Write out the full set of records below exactly.

========

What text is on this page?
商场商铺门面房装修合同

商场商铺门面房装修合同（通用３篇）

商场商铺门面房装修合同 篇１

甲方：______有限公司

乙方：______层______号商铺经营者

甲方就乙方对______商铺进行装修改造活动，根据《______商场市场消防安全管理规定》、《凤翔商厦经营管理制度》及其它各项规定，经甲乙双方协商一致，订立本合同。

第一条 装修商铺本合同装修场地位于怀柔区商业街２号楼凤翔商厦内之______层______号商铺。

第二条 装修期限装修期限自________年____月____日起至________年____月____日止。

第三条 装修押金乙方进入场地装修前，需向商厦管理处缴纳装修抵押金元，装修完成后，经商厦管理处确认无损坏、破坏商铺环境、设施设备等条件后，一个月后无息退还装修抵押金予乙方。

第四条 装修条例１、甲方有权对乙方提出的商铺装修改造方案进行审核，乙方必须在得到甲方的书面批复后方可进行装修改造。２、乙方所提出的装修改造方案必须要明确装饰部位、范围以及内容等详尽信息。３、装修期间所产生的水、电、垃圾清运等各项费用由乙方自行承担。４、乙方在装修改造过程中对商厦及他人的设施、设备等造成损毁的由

========

* [EXERCISE RESPONSE]
What text is on this page?
商场商铺门面房装修合同

商场商铺门面房装修合同（通用３篇）

商场商铺门面房装修合同 篇１

甲方：______有限公司

乙方：______层______号商铺经营者

甲方就乙方对______商铺进行装修改造活动，根据《______商场市场消防安全管理规定》、《凤翔商厦经营管理制度》及其它各项规定，经甲乙双方协商一致，订立本合同。

第一条 装修商铺本合同装修场地位于怀柔区商业街２号楼凤翔商厦内之______层______号商铺。

第二条 装修期限装修期限自________年____月____日起至________年____月____日止。

第三条 装修押金乙方进入场地装修前，需向商厦管理处缴纳装修抵押金元，装修完成后，经商厦管理处确认无损坏、破坏商铺环境、设施设备等条件后，一个月后无息退还装修抵押金予乙方。

第四条 装修条例１、甲方有权对乙方提出的商铺装修改造方案进行审核，乙方必须在得到甲方的书面批复后方可进行装修改造。２、乙方所提出的装修改造方案必须要明确装饰部位、范围以及内容等详尽信息。３、装修期间所产生的水、电、垃圾清运等各项费用由乙方自行承担。４、乙方在装修改造过程中对商厦及他人的设施、设备等造成损毁的由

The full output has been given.